**What to produce**
Transcribe the records in full, keeping every character as it is.

Collection entries

#####

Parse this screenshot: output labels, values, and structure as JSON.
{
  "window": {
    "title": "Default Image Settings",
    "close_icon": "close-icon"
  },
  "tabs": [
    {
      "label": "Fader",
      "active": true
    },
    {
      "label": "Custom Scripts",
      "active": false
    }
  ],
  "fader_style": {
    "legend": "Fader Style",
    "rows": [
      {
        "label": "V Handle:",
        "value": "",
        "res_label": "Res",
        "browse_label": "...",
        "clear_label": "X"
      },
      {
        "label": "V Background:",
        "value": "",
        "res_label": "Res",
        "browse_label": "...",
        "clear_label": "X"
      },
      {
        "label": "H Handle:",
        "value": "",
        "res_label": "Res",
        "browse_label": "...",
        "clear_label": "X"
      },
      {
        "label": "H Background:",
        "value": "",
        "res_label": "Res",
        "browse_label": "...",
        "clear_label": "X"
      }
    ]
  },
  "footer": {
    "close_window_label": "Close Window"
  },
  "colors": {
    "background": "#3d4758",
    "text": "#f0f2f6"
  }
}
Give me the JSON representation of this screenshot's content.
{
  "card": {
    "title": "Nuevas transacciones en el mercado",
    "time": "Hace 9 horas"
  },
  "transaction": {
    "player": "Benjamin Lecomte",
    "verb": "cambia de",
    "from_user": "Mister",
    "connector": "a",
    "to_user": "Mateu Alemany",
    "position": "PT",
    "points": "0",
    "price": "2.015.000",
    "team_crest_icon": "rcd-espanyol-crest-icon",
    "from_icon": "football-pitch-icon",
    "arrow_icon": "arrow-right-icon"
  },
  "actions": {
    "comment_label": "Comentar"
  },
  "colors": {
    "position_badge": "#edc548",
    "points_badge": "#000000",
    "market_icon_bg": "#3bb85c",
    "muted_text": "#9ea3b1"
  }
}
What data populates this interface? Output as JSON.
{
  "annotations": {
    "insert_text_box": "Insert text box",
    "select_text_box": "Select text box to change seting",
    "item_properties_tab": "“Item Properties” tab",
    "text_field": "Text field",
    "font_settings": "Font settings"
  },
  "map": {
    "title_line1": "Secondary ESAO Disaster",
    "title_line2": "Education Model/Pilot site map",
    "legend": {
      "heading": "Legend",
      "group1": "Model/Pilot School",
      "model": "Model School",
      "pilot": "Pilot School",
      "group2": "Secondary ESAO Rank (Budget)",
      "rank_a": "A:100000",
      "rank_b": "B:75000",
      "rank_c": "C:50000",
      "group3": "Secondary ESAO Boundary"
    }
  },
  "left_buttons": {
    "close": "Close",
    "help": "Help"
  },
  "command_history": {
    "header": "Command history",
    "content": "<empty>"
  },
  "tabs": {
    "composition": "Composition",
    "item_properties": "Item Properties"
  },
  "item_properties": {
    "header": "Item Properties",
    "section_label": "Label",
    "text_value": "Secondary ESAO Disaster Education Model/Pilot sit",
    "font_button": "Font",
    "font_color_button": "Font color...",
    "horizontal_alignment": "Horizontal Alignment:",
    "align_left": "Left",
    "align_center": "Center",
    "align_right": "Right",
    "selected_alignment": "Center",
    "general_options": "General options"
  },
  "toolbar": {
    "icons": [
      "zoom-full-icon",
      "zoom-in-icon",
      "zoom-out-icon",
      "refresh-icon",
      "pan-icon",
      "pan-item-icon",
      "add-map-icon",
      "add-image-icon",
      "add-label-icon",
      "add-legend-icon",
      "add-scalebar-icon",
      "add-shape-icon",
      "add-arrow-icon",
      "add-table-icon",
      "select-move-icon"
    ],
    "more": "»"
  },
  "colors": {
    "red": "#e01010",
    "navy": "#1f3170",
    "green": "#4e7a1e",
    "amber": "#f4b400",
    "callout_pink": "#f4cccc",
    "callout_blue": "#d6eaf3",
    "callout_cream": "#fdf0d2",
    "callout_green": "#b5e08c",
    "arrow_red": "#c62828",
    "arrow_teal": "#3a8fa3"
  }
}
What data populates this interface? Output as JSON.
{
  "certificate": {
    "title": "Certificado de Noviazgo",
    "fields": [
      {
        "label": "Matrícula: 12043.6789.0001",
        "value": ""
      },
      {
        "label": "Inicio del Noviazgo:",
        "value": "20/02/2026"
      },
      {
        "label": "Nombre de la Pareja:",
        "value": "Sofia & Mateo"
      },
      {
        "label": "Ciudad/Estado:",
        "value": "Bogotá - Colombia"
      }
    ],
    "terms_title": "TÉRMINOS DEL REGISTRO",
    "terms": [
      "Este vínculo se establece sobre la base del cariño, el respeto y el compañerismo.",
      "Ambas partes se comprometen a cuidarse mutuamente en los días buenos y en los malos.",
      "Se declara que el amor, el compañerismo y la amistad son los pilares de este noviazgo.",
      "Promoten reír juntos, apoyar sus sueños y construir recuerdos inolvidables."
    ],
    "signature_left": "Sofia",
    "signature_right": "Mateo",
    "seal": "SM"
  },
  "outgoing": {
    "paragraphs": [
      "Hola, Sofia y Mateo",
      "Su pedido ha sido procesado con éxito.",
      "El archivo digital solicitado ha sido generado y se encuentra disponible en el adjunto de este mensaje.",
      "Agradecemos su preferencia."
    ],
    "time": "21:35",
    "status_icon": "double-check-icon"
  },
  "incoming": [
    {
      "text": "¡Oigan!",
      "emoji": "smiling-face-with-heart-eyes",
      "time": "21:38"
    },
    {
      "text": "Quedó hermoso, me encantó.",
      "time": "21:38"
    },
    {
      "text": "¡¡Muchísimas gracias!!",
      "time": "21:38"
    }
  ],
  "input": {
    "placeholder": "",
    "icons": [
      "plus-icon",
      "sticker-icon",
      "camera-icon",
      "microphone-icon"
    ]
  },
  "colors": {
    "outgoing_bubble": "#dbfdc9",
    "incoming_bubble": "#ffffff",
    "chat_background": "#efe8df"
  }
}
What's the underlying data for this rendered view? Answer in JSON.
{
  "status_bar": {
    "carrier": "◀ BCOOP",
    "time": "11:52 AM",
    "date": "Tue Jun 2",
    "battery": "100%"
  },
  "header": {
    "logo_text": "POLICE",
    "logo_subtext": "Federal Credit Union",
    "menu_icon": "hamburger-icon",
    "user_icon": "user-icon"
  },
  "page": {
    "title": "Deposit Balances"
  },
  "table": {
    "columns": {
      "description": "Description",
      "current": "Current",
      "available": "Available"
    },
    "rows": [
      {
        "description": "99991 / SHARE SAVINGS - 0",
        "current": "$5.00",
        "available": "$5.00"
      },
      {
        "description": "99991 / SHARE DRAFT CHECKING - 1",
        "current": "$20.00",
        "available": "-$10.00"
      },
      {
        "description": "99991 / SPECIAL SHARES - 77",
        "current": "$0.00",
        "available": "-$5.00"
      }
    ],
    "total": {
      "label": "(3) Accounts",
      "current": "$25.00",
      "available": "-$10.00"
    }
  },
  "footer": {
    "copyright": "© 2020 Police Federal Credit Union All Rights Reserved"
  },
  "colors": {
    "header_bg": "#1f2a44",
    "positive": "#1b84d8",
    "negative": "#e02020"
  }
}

#####

**Solution**
Parse this screenshot: output labels, values, and structure as JSON.
{
  "window": {
    "title": "Default Image Settings",
    "close_icon": "close-icon"
  },
  "tabs": [
    {
      "label": "Fader",
      "active": true
    },
    {
      "label": "Custom Scripts",
      "active": false
    }
  ],
  "fader_style": {
    "legend": "Fader Style",
    "rows": [
      {
        "label": "V Handle:",
        "value": "",
        "res_label": "Res",
        "browse_label": "...",
        "clear_label": "X"
      },
      {
        "label": "V Background:",
        "value": "",
        "res_label": "Res",
        "browse_label": "...",
        "clear_label": "X"
      },
      {
        "label": "H Handle:",
        "value": "",
        "res_label": "Res",
        "browse_label": "...",
        "clear_label": "X"
      },
      {
        "label": "H Background:",
        "value": "",
        "res_label": "Res",
        "browse_label": "...",
        "clear_label": "X"
      }
    ]
  },
  "footer": {
    "close_window_label": "Close Window"
  },
  "colors": {
    "background": "#3d4758",
    "text": "#f0f2f6"
  }
}
Give me the JSON representation of this screenshot's content.
{
  "card": {
    "title": "Nuevas transacciones en el mercado",
    "time": "Hace 9 horas"
  },
  "transaction": {
    "player": "Benjamin Lecomte",
    "verb": "cambia de",
    "from_user": "Mister",
    "connector": "a",
    "to_user": "Mateu Alemany",
    "position": "PT",
    "points": "0",
    "price": "2.015.000",
    "team_crest_icon": "rcd-espanyol-crest-icon",
    "from_icon": "football-pitch-icon",
    "arrow_icon": "arrow-right-icon"
  },
  "actions": {
    "comment_label": "Comentar"
  },
  "colors": {
    "position_badge": "#edc548",
    "points_badge": "#000000",
    "market_icon_bg": "#3bb85c",
    "muted_text": "#9ea3b1"
  }
}
What data populates this interface? Output as JSON.
{
  "annotations": {
    "insert_text_box": "Insert text box",
    "select_text_box": "Select text box to change seting",
    "item_properties_tab": "“Item Properties” tab",
    "text_field": "Text field",
    "font_settings": "Font settings"
  },
  "map": {
    "title_line1": "Secondary ESAO Disaster",
    "title_line2": "Education Model/Pilot site map",
    "legend": {
      "heading": "Legend",
      "group1": "Model/Pilot School",
      "model": "Model School",
      "pilot": "Pilot School",
      "group2": "Secondary ESAO Rank (Budget)",
      "rank_a": "A:100000",
      "rank_b": "B:75000",
      "rank_c": "C:50000",
      "group3": "Secondary ESAO Boundary"
    }
  },
  "left_buttons": {
    "close": "Close",
    "help": "Help"
  },
  "command_history": {
    "header": "Command history",
    "content": "<empty>"
  },
  "tabs": {
    "composition": "Composition",
    "item_properties": "Item Properties"
  },
  "item_properties": {
    "header": "Item Properties",
    "section_label": "Label",
    "text_value": "Secondary ESAO Disaster Education Model/Pilot sit",
    "font_button": "Font",
    "font_color_button": "Font color...",
    "horizontal_alignment": "Horizontal Alignment:",
    "align_left": "Left",
    "align_center": "Center",
    "align_right": "Right",
    "selected_alignment": "Center",
    "general_options": "General options"
  },
  "toolbar": {
    "icons": [
      "zoom-full-icon",
      "zoom-in-icon",
      "zoom-out-icon",
      "refresh-icon",
      "pan-icon",
      "pan-item-icon",
      "add-map-icon",
      "add-image-icon",
      "add-label-icon",
      "add-legend-icon",
      "add-scalebar-icon",
      "add-shape-icon",
      "add-arrow-icon",
      "add-table-icon",
      "select-move-icon"
    ],
    "more": "»"
  },
  "colors": {
    "red": "#e01010",
    "navy": "#1f3170",
    "green": "#4e7a1e",
    "amber": "#f4b400",
    "callout_pink": "#f4cccc",
    "callout_blue": "#d6eaf3",
    "callout_cream": "#fdf0d2",
    "callout_green": "#b5e08c",
    "arrow_red": "#c62828",
    "arrow_teal": "#3a8fa3"
  }
}
What data populates this interface? Output as JSON.
{
  "certificate": {
    "title": "Certificado de Noviazgo",
    "fields": [
      {
        "label": "Matrícula: 12043.6789.0001",
        "value": ""
      },
      {
        "label": "Inicio del Noviazgo:",
        "value": "20/02/2026"
      },
      {
        "label": "Nombre de la Pareja:",
        "value": "Sofia & Mateo"
      },
      {
        "label": "Ciudad/Estado:",
        "value": "Bogotá - Colombia"
      }
    ],
    "terms_title": "TÉRMINOS DEL REGISTRO",
    "terms": [
      "Este vínculo se establece sobre la base del cariño, el respeto y el compañerismo.",
      "Ambas partes se comprometen a cuidarse mutuamente en los días buenos y en los malos.",
      "Se declara que el amor, el compañerismo y la amistad son los pilares de este noviazgo.",
      "Promoten reír juntos, apoyar sus sueños y construir recuerdos inolvidables."
    ],
    "signature_left": "Sofia",
    "signature_right": "Mateo",
    "seal": "SM"
  },
  "outgoing": {
    "paragraphs": [
      "Hola, Sofia y Mateo",
      "Su pedido ha sido procesado con éxito.",
      "El archivo digital solicitado ha sido generado y se encuentra disponible en el adjunto de este mensaje.",
      "Agradecemos su preferencia."
    ],
    "time": "21:35",
    "status_icon": "double-check-icon"
  },
  "incoming": [
    {
      "text": "¡Oigan!",
      "emoji": "smiling-face-with-heart-eyes",
      "time": "21:38"
    },
    {
      "text": "Quedó hermoso, me encantó.",
      "time": "21:38"
    },
    {
      "text": "¡¡Muchísimas gracias!!",
      "time": "21:38"
    }
  ],
  "input": {
    "placeholder": "",
    "icons": [
      "plus-icon",
      "sticker-icon",
      "camera-icon",
      "microphone-icon"
    ]
  },
  "colors": {
    "outgoing_bubble": "#dbfdc9",
    "incoming_bubble": "#ffffff",
    "chat_background": "#efe8df"
  }
}
What's the underlying data for this rendered view? Answer in JSON.
{
  "status_bar": {
    "carrier": "◀ BCOOP",
    "time": "11:52 AM",
    "date": "Tue Jun 2",
    "battery": "100%"
  },
  "header": {
    "logo_text": "POLICE",
    "logo_subtext": "Federal Credit Union",
    "menu_icon": "hamburger-icon",
    "user_icon": "user-icon"
  },
  "page": {
    "title": "Deposit Balances"
  },
  "table": {
    "columns": {
      "description": "Description",
      "current": "Current",
      "available": "Available"
    },
    "rows": [
      {
        "description": "99991 / SHARE SAVINGS - 0",
        "current": "$5.00",
        "available": "$5.00"
      },
      {
        "description": "99991 / SHARE DRAFT CHECKING - 1",
        "current": "$20.00",
        "available": "-$10.00"
      },
      {
        "description": "99991 / SPECIAL SHARES - 77",
        "current": "$0.00",
        "available": "-$5.00"
      }
    ],
    "total": {
      "label": "(3) Accounts",
      "current": "$25.00",
      "available": "-$10.00"
    }
  },
  "footer": {
    "copyright": "© 2020 Police Federal Credit Union All Rights Reserved"
  },
  "colors": {
    "header_bg": "#1f2a44",
    "positive": "#1b84d8",
    "negative": "#e02020"
  }
}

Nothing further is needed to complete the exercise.